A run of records

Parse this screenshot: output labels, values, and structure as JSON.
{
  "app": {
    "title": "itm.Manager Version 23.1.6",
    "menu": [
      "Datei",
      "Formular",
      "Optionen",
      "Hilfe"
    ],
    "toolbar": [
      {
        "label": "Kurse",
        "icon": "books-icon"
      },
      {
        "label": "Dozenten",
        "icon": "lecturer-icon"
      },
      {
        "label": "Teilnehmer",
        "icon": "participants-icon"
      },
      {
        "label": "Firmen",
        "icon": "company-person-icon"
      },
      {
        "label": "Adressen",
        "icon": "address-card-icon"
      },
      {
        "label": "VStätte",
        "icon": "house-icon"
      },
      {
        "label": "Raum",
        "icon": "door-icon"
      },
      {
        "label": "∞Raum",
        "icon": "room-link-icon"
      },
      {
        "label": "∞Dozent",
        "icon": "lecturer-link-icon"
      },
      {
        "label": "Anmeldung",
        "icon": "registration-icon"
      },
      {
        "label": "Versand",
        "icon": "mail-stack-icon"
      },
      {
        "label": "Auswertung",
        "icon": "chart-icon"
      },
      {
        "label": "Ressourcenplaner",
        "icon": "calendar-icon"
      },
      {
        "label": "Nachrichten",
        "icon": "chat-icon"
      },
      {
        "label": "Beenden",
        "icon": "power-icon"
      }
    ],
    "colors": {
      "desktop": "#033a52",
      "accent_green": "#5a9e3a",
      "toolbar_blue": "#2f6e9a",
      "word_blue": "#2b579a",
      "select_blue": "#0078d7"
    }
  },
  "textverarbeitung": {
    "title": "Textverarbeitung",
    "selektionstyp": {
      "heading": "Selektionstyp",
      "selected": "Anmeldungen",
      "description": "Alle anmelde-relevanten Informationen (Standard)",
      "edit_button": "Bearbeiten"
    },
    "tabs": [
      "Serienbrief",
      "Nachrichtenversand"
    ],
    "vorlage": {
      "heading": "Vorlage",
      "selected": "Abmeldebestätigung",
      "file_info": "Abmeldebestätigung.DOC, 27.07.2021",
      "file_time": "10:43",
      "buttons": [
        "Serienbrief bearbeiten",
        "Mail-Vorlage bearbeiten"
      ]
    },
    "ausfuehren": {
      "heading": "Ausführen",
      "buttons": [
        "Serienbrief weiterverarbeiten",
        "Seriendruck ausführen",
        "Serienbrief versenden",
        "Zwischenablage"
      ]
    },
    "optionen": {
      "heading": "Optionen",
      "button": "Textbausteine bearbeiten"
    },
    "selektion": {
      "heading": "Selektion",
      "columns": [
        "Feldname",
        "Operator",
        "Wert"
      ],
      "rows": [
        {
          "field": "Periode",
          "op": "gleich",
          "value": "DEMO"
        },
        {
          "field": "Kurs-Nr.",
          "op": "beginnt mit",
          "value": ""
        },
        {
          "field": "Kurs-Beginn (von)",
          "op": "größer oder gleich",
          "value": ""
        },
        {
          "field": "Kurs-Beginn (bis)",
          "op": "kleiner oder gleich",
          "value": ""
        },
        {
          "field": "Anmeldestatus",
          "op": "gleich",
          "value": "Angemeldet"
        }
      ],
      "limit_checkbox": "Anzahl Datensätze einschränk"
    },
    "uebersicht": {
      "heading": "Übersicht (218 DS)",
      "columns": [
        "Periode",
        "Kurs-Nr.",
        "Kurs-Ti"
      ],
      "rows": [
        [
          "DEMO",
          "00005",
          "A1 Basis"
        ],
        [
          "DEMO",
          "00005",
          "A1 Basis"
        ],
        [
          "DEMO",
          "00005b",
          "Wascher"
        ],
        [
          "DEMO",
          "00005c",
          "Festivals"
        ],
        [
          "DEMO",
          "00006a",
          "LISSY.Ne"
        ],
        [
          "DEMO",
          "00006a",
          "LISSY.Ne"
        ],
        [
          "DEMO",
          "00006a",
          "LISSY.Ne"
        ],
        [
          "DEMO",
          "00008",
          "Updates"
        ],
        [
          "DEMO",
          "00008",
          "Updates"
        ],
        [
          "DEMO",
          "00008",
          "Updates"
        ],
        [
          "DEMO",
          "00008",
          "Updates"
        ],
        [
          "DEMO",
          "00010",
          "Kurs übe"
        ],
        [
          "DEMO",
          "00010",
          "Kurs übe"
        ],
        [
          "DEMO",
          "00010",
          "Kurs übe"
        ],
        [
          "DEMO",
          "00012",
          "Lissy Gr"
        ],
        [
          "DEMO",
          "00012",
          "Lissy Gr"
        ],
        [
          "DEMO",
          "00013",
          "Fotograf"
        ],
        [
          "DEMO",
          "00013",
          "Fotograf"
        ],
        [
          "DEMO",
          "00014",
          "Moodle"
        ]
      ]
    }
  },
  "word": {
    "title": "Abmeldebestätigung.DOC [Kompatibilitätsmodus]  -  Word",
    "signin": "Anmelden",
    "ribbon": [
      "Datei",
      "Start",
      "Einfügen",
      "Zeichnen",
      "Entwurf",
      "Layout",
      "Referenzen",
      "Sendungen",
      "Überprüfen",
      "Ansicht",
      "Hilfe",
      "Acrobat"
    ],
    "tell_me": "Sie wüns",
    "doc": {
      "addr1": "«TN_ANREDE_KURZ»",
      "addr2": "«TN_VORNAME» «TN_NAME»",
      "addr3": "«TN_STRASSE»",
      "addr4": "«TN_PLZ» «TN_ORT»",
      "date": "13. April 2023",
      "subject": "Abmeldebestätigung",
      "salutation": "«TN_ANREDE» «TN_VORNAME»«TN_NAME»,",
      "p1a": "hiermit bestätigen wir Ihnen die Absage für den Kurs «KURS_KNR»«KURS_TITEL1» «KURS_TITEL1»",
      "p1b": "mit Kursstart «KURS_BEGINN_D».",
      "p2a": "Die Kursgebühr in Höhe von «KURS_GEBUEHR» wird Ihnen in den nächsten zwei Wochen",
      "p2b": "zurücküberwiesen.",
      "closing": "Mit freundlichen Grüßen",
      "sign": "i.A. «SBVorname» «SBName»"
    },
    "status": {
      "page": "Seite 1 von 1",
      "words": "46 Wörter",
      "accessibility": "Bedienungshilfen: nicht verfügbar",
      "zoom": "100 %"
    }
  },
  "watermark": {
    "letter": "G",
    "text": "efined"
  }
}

**PROBLEM DETAILS**. Your task is to give the records above again, exactly.

**SOLUTION FOR THIS EXERCISE**.
Parse this screenshot: output labels, values, and structure as JSON.
{
  "app": {
    "title": "itm.Manager Version 23.1.6",
    "menu": [
      "Datei",
      "Formular",
      "Optionen",
      "Hilfe"
    ],
    "toolbar": [
      {
        "label": "Kurse",
        "icon": "books-icon"
      },
      {
        "label": "Dozenten",
        "icon": "lecturer-icon"
      },
      {
        "label": "Teilnehmer",
        "icon": "participants-icon"
      },
      {
        "label": "Firmen",
        "icon": "company-person-icon"
      },
      {
        "label": "Adressen",
        "icon": "address-card-icon"
      },
      {
        "label": "VStätte",
        "icon": "house-icon"
      },
      {
        "label": "Raum",
        "icon": "door-icon"
      },
      {
        "label": "∞Raum",
        "icon": "room-link-icon"
      },
      {
        "label": "∞Dozent",
        "icon": "lecturer-link-icon"
      },
      {
        "label": "Anmeldung",
        "icon": "registration-icon"
      },
      {
        "label": "Versand",
        "icon": "mail-stack-icon"
      },
      {
        "label": "Auswertung",
        "icon": "chart-icon"
      },
      {
        "label": "Ressourcenplaner",
        "icon": "calendar-icon"
      },
      {
        "label": "Nachrichten",
        "icon": "chat-icon"
      },
      {
        "label": "Beenden",
        "icon": "power-icon"
      }
    ],
    "colors": {
      "desktop": "#033a52",
      "accent_green": "#5a9e3a",
      "toolbar_blue": "#2f6e9a",
      "word_blue": "#2b579a",
      "select_blue": "#0078d7"
    }
  },
  "textverarbeitung": {
    "title": "Textverarbeitung",
    "selektionstyp": {
      "heading": "Selektionstyp",
      "selected": "Anmeldungen",
      "description": "Alle anmelde-relevanten Informationen (Standard)",
      "edit_button": "Bearbeiten"
    },
    "tabs": [
      "Serienbrief",
      "Nachrichtenversand"
    ],
    "vorlage": {
      "heading": "Vorlage",
      "selected": "Abmeldebestätigung",
      "file_info": "Abmeldebestätigung.DOC, 27.07.2021",
      "file_time": "10:43",
      "buttons": [
        "Serienbrief bearbeiten",
        "Mail-Vorlage bearbeiten"
      ]
    },
    "ausfuehren": {
      "heading": "Ausführen",
      "buttons": [
        "Serienbrief weiterverarbeiten",
        "Seriendruck ausführen",
        "Serienbrief versenden",
        "Zwischenablage"
      ]
    },
    "optionen": {
      "heading": "Optionen",
      "button": "Textbausteine bearbeiten"
    },
    "selektion": {
      "heading": "Selektion",
      "columns": [
        "Feldname",
        "Operator",
        "Wert"
      ],
      "rows": [
        {
          "field": "Periode",
          "op": "gleich",
          "value": "DEMO"
        },
        {
          "field": "Kurs-Nr.",
          "op": "beginnt mit",
          "value": ""
        },
        {
          "field": "Kurs-Beginn (von)",
          "op": "größer oder gleich",
          "value": ""
        },
        {
          "field": "Kurs-Beginn (bis)",
          "op": "kleiner oder gleich",
          "value": ""
        },
        {
          "field": "Anmeldestatus",
          "op": "gleich",
          "value": "Angemeldet"
        }
      ],
      "limit_checkbox": "Anzahl Datensätze einschränk"
    },
    "uebersicht": {
      "heading": "Übersicht (218 DS)",
      "columns": [
        "Periode",
        "Kurs-Nr.",
        "Kurs-Ti"
      ],
      "rows": [
        [
          "DEMO",
          "00005",
          "A1 Basis"
        ],
        [
          "DEMO",
          "00005",
          "A1 Basis"
        ],
        [
          "DEMO",
          "00005b",
          "Wascher"
        ],
        [
          "DEMO",
          "00005c",
          "Festivals"
        ],
        [
          "DEMO",
          "00006a",
          "LISSY.Ne"
        ],
        [
          "DEMO",
          "00006a",
          "LISSY.Ne"
        ],
        [
          "DEMO",
          "00006a",
          "LISSY.Ne"
        ],
        [
          "DEMO",
          "00008",
          "Updates"
        ],
        [
          "DEMO",
          "00008",
          "Updates"
        ],
        [
          "DEMO",
          "00008",
          "Updates"
        ],
        [
          "DEMO",
          "00008",
          "Updates"
        ],
        [
          "DEMO",
          "00010",
          "Kurs übe"
        ],
        [
          "DEMO",
          "00010",
          "Kurs übe"
        ],
        [
          "DEMO",
          "00010",
          "Kurs übe"
        ],
        [
          "DEMO",
          "00012",
          "Lissy Gr"
        ],
        [
          "DEMO",
          "00012",
          "Lissy Gr"
        ],
        [
          "DEMO",
          "00013",
          "Fotograf"
        ],
        [
          "DEMO",
          "00013",
          "Fotograf"
        ],
        [
          "DEMO",
          "00014",
          "Moodle"
        ]
      ]
    }
  },
  "word": {
    "title": "Abmeldebestätigung.DOC [Kompatibilitätsmodus]  -  Word",
    "signin": "Anmelden",
    "ribbon": [
      "Datei",
      "Start",
      "Einfügen",
      "Zeichnen",
      "Entwurf",
      "Layout",
      "Referenzen",
      "Sendungen",
      "Überprüfen",
      "Ansicht",
      "Hilfe",
      "Acrobat"
    ],
    "tell_me": "Sie wüns",
    "doc": {
      "addr1": "«TN_ANREDE_KURZ»",
      "addr2": "«TN_VORNAME» «TN_NAME»",
      "addr3": "«TN_STRASSE»",
      "addr4": "«TN_PLZ» «TN_ORT»",
      "date": "13. April 2023",
      "subject": "Abmeldebestätigung",
      "salutation": "«TN_ANREDE» «TN_VORNAME»«TN_NAME»,",
      "p1a": "hiermit bestätigen wir Ihnen die Absage für den Kurs «KURS_KNR»«KURS_TITEL1» «KURS_TITEL1»",
      "p1b": "mit Kursstart «KURS_BEGINN_D».",
      "p2a": "Die Kursgebühr in Höhe von «KURS_GEBUEHR» wird Ihnen in den nächsten zwei Wochen",
      "p2b": "zurücküberwiesen.",
      "closing": "Mit freundlichen Grüßen",
      "sign": "i.A. «SBVorname» «SBName»"
    },
    "status": {
      "page": "Seite 1 von 1",
      "words": "46 Wörter",
      "accessibility": "Bedienungshilfen: nicht verfügbar",
      "zoom": "100 %"
    }
  },
  "watermark": {
    "letter": "G",
    "text": "efined"
  }
}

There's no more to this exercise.